Opdrachten:
#1 Wat gebeurt er volgens de tekst over goed en kwaad met rijken en met armen?
#2 Schrijf uit de tekst over goed en kwaad het stuk van "HET SLECHTE LATEN" tot en met "ons verwacht wordt." letterlijk over.

Geciteerde tekst:
══════
HET SLECHTE LATEN HET GOEDE DOEN!

 (19) Hierboven wordt dan ook zeer in het kort weergegeven, de strijd tussen het goed en het kwaad. En maakt het duidelijk dat wij niet voldoende realiseren, dat het kwade een samenhang heeft met het goede, met wat de een; met goed en welgesteld bedoeld, bedoeld de ander slecht, te weinig of oneerlijk. Betreffende de samenhang die bestaat tussen arm en minstbedeeld, ten overstaan van hen die zich rijk en welvarend kunnen noemen. Waarin het ‘een’ het ‘andere’ in stand houdt. Rijken worden rijker, en armen blijven arm, met de vele gradaties er tussen in. Als we goede dingen willen doen, voor de achtergestelde en minderbedeelden, zullen we toch echt maatschappelijke veranderingen moeten doorvoeren, en gaan doen wat vanuit onze filosofische en christelijke leerstellingen, van ons verwacht wordt.

 (20) Terug naar de 'gemeenschappelijke gedachte stromen’, en de 'goddelijke werkzaamheid' die in de wereld werkzaam zou zijn.

 (21)

Ø  WEDERKERIGHEID IN LIEFDESWERKELIJKHEID.
══════
Aangeleverde gegevens:
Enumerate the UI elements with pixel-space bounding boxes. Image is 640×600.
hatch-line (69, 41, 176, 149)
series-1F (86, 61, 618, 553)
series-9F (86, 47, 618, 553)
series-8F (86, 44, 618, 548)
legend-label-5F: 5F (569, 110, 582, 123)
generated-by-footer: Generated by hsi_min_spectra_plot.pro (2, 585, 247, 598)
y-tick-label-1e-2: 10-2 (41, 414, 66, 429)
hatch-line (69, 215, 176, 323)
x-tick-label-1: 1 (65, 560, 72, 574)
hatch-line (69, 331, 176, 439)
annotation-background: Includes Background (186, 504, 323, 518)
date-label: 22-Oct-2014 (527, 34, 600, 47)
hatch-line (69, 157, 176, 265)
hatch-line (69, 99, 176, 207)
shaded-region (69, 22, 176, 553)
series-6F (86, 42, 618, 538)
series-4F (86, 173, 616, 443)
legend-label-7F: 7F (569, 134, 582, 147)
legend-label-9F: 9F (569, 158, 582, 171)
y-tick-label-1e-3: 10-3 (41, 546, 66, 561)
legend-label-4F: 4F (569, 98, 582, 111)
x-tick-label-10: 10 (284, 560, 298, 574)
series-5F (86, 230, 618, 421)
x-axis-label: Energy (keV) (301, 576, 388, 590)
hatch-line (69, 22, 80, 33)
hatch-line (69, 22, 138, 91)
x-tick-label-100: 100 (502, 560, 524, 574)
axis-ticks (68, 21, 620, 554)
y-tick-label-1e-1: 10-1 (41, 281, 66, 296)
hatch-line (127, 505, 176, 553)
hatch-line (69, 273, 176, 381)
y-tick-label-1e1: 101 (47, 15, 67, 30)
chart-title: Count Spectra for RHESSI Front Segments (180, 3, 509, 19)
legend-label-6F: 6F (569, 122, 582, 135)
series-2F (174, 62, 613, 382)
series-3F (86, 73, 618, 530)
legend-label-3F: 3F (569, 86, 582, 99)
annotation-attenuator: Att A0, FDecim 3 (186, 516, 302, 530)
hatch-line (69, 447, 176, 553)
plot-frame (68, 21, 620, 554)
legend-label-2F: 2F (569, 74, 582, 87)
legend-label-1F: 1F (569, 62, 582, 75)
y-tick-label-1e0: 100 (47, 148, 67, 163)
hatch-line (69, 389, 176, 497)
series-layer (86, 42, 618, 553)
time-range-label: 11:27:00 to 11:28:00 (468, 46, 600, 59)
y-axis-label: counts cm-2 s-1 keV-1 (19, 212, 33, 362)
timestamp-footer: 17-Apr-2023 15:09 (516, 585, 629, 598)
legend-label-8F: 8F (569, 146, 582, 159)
══════
Antwoorden:
#1 Rijken worden rijker, en armen blijven arm.

#2
HET SLECHTE LATEN HET GOEDE DOEN!

 (19) Hierboven wordt dan ook zeer in het kort weergegeven, de strijd tussen het goed en het kwaad. En maakt het duidelijk dat wij niet voldoende realiseren, dat het kwade een samenhang heeft met het goede, met wat de een; met goed en welgesteld bedoeld, bedoeld de ander slecht, te weinig of oneerlijk. Betreffende de samenhang die bestaat tussen arm en minstbedeeld, ten overstaan van hen die zich rijk en welvarend kunnen noemen. Waarin het ‘een’ het ‘andere’ in stand houdt. Rijken worden rijker, en armen blijven arm, met de vele gradaties er tussen in. Als we goede dingen willen doen, voor de achtergestelde en minderbedeelden, zullen we toch echt maatschappelijke veranderingen moeten doorvoeren, en gaan doen wat vanuit onze filosofische en christelijke leerstellingen, van ons verwacht wordt.